Written request: Omit the images. Copy each entry word for word.

Data extract:
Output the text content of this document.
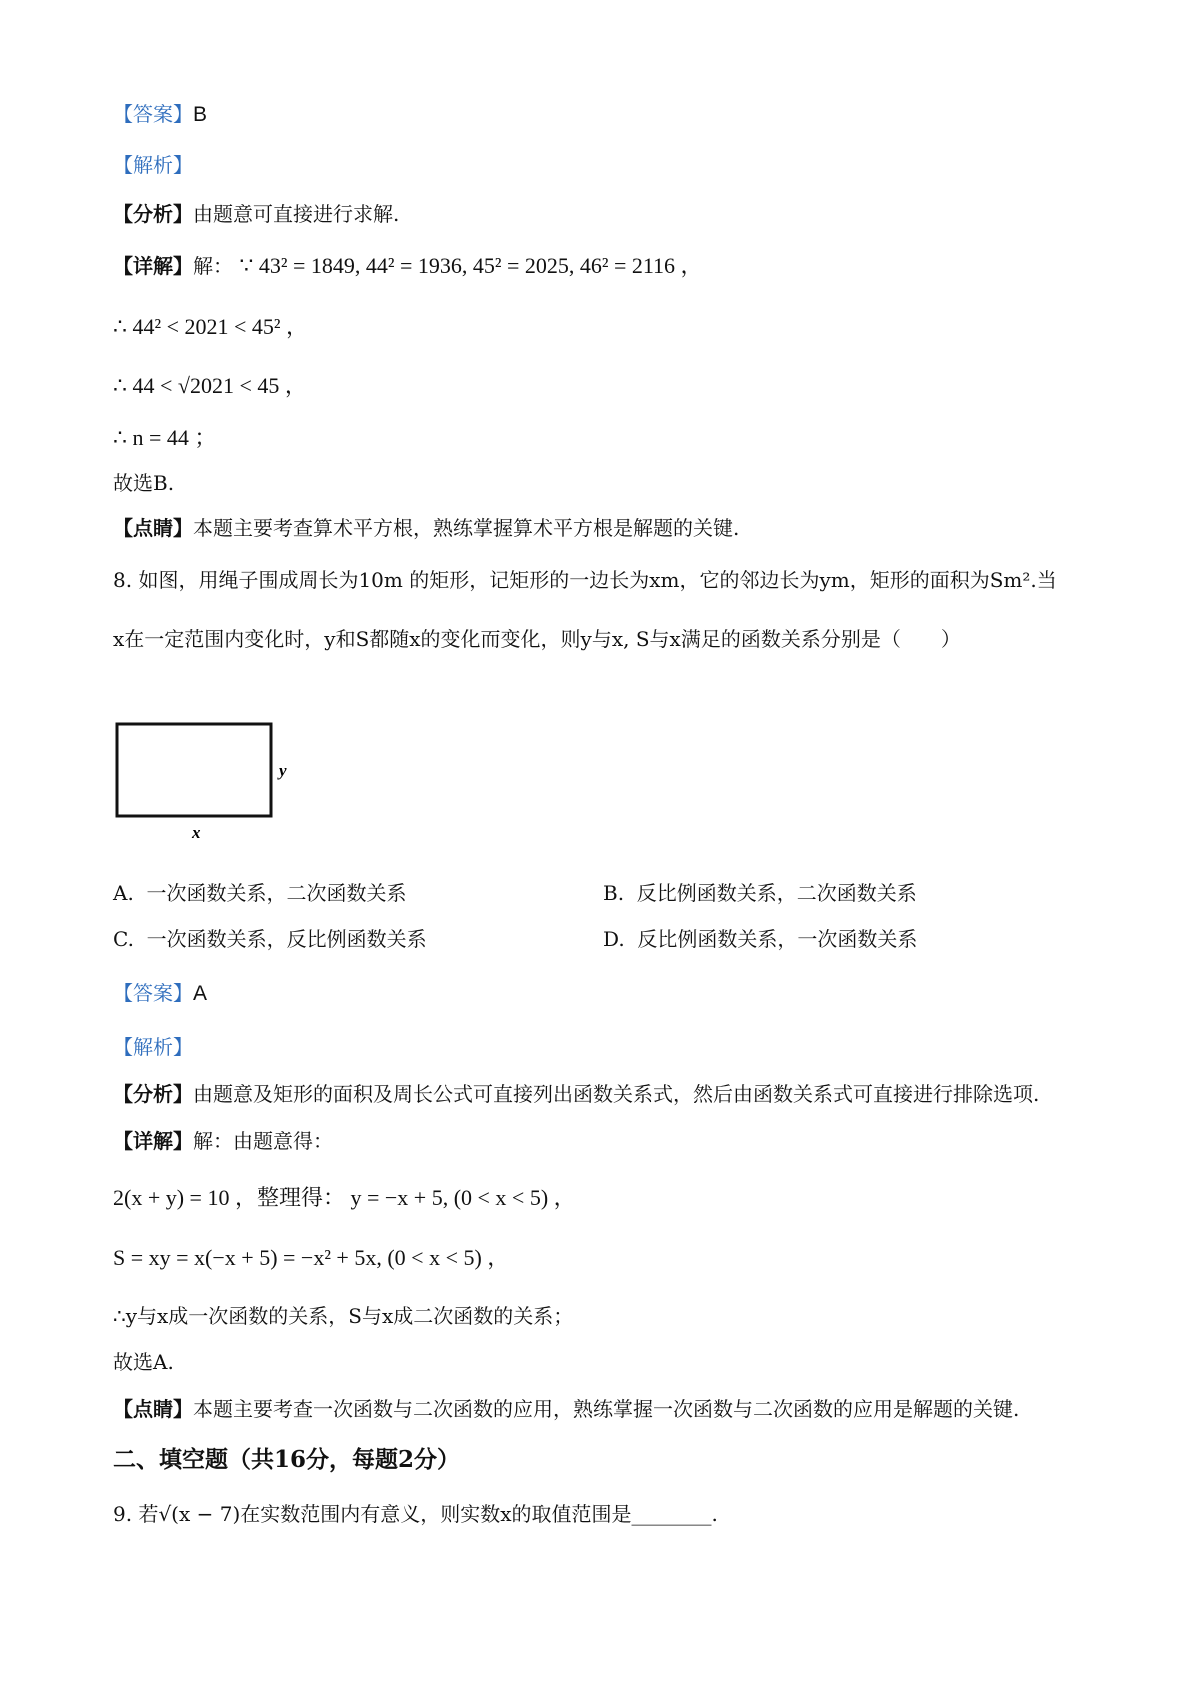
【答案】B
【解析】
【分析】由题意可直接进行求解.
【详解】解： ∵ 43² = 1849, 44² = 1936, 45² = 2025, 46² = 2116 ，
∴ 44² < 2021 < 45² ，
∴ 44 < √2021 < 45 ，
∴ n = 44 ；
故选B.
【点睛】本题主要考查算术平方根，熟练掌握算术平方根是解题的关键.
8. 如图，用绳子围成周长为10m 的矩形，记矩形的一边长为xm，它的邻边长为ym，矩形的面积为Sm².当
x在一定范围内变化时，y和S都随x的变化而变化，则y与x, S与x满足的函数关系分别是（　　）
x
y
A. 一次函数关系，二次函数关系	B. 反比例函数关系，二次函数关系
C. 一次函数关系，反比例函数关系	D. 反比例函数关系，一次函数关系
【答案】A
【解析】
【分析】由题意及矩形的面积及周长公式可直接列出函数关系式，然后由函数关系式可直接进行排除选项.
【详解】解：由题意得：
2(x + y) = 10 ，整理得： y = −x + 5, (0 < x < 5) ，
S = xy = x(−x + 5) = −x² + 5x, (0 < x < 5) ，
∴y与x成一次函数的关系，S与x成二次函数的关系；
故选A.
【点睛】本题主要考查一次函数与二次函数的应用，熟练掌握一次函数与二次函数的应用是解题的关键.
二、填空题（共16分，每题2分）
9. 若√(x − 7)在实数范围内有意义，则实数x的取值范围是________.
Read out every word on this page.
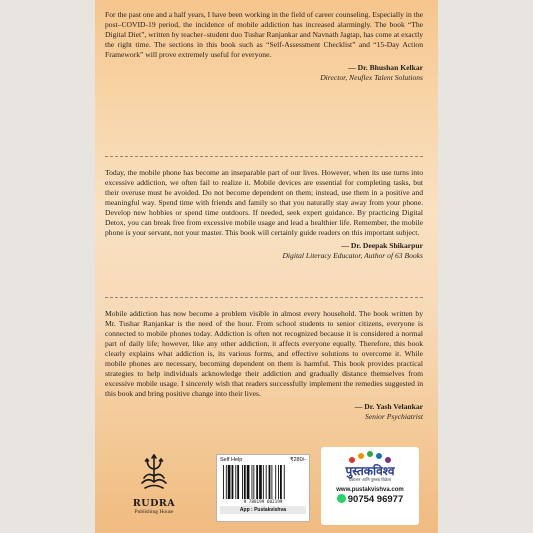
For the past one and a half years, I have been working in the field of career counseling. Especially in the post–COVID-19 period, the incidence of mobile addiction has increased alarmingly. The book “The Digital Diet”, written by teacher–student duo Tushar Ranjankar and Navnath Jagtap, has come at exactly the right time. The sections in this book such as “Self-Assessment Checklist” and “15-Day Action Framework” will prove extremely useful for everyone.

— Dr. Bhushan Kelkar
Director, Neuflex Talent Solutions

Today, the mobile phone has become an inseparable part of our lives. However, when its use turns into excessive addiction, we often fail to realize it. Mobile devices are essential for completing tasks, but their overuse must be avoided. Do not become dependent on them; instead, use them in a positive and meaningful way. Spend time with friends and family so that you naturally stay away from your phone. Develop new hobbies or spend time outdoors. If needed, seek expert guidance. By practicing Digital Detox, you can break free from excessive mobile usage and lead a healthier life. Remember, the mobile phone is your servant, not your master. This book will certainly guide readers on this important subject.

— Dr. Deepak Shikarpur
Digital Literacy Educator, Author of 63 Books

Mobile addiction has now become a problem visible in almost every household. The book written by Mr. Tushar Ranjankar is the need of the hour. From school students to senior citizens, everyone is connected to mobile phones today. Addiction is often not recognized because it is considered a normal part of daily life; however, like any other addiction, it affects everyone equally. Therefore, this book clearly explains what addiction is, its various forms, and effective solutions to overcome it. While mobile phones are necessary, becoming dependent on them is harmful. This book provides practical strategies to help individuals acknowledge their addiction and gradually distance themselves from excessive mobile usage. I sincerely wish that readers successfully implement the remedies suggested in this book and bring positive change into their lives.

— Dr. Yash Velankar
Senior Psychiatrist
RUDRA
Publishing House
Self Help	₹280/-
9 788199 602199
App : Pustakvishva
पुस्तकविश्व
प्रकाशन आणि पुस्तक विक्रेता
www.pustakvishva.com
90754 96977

Solution for this task:
Output the text content of this document.
【答案】B
【解析】
【分析】由题意可直接进行求解.
【详解】解： ∵ 43² = 1849, 44² = 1936, 45² = 2025, 46² = 2116 ，
∴ 44² < 2021 < 45² ，
∴ 44 < √2021 < 45 ，
∴ n = 44 ；
故选B.
【点睛】本题主要考查算术平方根，熟练掌握算术平方根是解题的关键.
8. 如图，用绳子围成周长为10m 的矩形，记矩形的一边长为xm，它的邻边长为ym，矩形的面积为Sm².当
x在一定范围内变化时，y和S都随x的变化而变化，则y与x, S与x满足的函数关系分别是（　　）
x
y
A. 一次函数关系，二次函数关系	B. 反比例函数关系，二次函数关系
C. 一次函数关系，反比例函数关系	D. 反比例函数关系，一次函数关系
【答案】A
【解析】
【分析】由题意及矩形的面积及周长公式可直接列出函数关系式，然后由函数关系式可直接进行排除选项.
【详解】解：由题意得：
2(x + y) = 10 ，整理得： y = −x + 5, (0 < x < 5) ，
S = xy = x(−x + 5) = −x² + 5x, (0 < x < 5) ，
∴y与x成一次函数的关系，S与x成二次函数的关系；
故选A.
【点睛】本题主要考查一次函数与二次函数的应用，熟练掌握一次函数与二次函数的应用是解题的关键.
二、填空题（共16分，每题2分）
9. 若√(x − 7)在实数范围内有意义，则实数x的取值范围是________.
Read out every word on this page.
For the past one and a half years, I have been working in the field of career counseling. Especially in the post–COVID-19 period, the incidence of mobile addiction has increased alarmingly. The book “The Digital Diet”, written by teacher–student duo Tushar Ranjankar and Navnath Jagtap, has come at exactly the right time. The sections in this book such as “Self-Assessment Checklist” and “15-Day Action Framework” will prove extremely useful for everyone.

— Dr. Bhushan Kelkar
Director, Neuflex Talent Solutions

Today, the mobile phone has become an inseparable part of our lives. However, when its use turns into excessive addiction, we often fail to realize it. Mobile devices are essential for completing tasks, but their overuse must be avoided. Do not become dependent on them; instead, use them in a positive and meaningful way. Spend time with friends and family so that you naturally stay away from your phone. Develop new hobbies or spend time outdoors. If needed, seek expert guidance. By practicing Digital Detox, you can break free from excessive mobile usage and lead a healthier life. Remember, the mobile phone is your servant, not your master. This book will certainly guide readers on this important subject.

— Dr. Deepak Shikarpur
Digital Literacy Educator, Author of 63 Books

Mobile addiction has now become a problem visible in almost every household. The book written by Mr. Tushar Ranjankar is the need of the hour. From school students to senior citizens, everyone is connected to mobile phones today. Addiction is often not recognized because it is considered a normal part of daily life; however, like any other addiction, it affects everyone equally. Therefore, this book clearly explains what addiction is, its various forms, and effective solutions to overcome it. While mobile phones are necessary, becoming dependent on them is harmful. This book provides practical strategies to help individuals acknowledge their addiction and gradually distance themselves from excessive mobile usage. I sincerely wish that readers successfully implement the remedies suggested in this book and bring positive change into their lives.

— Dr. Yash Velankar
Senior Psychiatrist
RUDRA
Publishing House
Self Help	₹280/-
9 788199 602199
App : Pustakvishva
पुस्तकविश्व
प्रकाशन आणि पुस्तक विक्रेता
www.pustakvishva.com
90754 96977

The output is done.